WHAT YOU WILL DO
Each line in the entries below that holds the string "closes" is to be listed.

[Figure collection entries]
>>>
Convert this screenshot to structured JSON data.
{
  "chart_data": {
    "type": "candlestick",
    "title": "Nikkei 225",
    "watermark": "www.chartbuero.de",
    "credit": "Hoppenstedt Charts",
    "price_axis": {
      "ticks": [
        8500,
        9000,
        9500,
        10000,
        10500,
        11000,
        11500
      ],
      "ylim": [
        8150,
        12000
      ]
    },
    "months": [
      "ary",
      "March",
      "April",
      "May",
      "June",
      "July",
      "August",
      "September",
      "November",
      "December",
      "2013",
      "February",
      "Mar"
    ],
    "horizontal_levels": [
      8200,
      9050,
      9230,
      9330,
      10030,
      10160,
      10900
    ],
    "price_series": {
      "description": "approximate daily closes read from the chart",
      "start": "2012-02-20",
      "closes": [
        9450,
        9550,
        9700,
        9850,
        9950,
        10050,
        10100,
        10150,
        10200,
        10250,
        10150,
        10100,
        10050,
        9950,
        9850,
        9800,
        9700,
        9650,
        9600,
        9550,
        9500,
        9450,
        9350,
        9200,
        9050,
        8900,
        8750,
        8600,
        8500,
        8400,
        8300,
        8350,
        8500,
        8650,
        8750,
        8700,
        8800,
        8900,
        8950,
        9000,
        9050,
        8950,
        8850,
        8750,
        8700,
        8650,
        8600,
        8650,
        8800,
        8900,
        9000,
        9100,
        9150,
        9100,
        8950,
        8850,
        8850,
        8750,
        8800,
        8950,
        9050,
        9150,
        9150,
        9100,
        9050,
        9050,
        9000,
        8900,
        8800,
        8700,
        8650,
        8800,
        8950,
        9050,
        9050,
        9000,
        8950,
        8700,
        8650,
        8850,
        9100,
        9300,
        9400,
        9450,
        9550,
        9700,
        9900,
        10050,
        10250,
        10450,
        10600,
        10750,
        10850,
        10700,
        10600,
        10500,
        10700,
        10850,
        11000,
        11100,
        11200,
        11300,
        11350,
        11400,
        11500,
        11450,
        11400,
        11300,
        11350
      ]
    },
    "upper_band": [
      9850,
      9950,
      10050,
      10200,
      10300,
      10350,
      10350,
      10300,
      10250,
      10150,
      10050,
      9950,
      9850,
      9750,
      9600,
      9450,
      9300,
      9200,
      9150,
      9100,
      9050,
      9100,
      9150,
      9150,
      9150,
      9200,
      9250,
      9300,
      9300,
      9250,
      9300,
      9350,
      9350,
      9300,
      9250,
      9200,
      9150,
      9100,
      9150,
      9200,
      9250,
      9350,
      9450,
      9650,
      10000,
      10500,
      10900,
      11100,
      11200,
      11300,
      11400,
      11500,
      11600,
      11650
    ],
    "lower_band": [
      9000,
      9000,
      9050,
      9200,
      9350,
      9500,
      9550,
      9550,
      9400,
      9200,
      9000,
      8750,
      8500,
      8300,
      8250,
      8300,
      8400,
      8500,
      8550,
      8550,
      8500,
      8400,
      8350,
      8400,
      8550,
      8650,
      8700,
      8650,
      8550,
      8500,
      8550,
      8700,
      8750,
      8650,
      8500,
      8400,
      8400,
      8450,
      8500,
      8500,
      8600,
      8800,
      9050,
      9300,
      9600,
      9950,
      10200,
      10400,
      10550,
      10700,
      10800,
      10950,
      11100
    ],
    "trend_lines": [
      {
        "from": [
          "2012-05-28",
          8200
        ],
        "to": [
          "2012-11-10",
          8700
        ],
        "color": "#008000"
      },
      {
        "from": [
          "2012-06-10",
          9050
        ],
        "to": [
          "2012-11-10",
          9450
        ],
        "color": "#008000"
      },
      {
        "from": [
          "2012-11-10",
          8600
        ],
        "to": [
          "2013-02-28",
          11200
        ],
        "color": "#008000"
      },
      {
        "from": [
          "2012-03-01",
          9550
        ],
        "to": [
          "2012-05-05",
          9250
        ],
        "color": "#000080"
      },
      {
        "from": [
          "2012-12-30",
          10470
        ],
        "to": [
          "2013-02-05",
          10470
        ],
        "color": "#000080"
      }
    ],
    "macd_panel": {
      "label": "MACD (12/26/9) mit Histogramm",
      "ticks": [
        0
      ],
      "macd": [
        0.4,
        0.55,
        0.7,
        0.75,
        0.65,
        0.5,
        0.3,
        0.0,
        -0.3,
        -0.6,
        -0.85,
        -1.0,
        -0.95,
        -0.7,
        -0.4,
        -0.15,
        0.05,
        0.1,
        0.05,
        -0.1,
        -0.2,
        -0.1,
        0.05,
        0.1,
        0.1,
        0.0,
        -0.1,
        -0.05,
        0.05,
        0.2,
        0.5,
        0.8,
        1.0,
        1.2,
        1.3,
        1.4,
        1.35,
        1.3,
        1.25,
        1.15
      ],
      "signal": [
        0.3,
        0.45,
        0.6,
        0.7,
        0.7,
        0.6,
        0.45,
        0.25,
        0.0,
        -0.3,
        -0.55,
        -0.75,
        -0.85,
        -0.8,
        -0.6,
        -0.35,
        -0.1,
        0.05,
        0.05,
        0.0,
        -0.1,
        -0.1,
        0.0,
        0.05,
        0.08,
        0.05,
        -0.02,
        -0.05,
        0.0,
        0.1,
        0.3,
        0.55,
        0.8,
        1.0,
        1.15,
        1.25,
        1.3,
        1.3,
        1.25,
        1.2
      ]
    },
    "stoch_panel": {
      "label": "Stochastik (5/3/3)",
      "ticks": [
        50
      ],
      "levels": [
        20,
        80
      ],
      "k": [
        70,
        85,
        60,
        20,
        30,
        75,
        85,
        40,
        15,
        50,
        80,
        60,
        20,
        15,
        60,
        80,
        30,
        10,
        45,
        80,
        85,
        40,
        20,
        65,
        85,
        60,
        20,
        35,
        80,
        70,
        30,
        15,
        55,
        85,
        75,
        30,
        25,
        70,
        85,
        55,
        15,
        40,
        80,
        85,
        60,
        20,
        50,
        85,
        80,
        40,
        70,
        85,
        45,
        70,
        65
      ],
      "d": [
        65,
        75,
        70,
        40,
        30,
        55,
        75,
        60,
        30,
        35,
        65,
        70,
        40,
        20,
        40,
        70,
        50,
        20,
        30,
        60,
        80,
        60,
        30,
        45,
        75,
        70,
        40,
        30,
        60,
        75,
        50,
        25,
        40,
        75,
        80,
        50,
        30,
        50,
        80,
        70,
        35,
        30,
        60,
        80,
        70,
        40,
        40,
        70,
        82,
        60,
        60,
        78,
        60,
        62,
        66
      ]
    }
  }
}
<<<
THE RESPONSE
      "description": "approximate daily closes read from the chart",
      "closes": [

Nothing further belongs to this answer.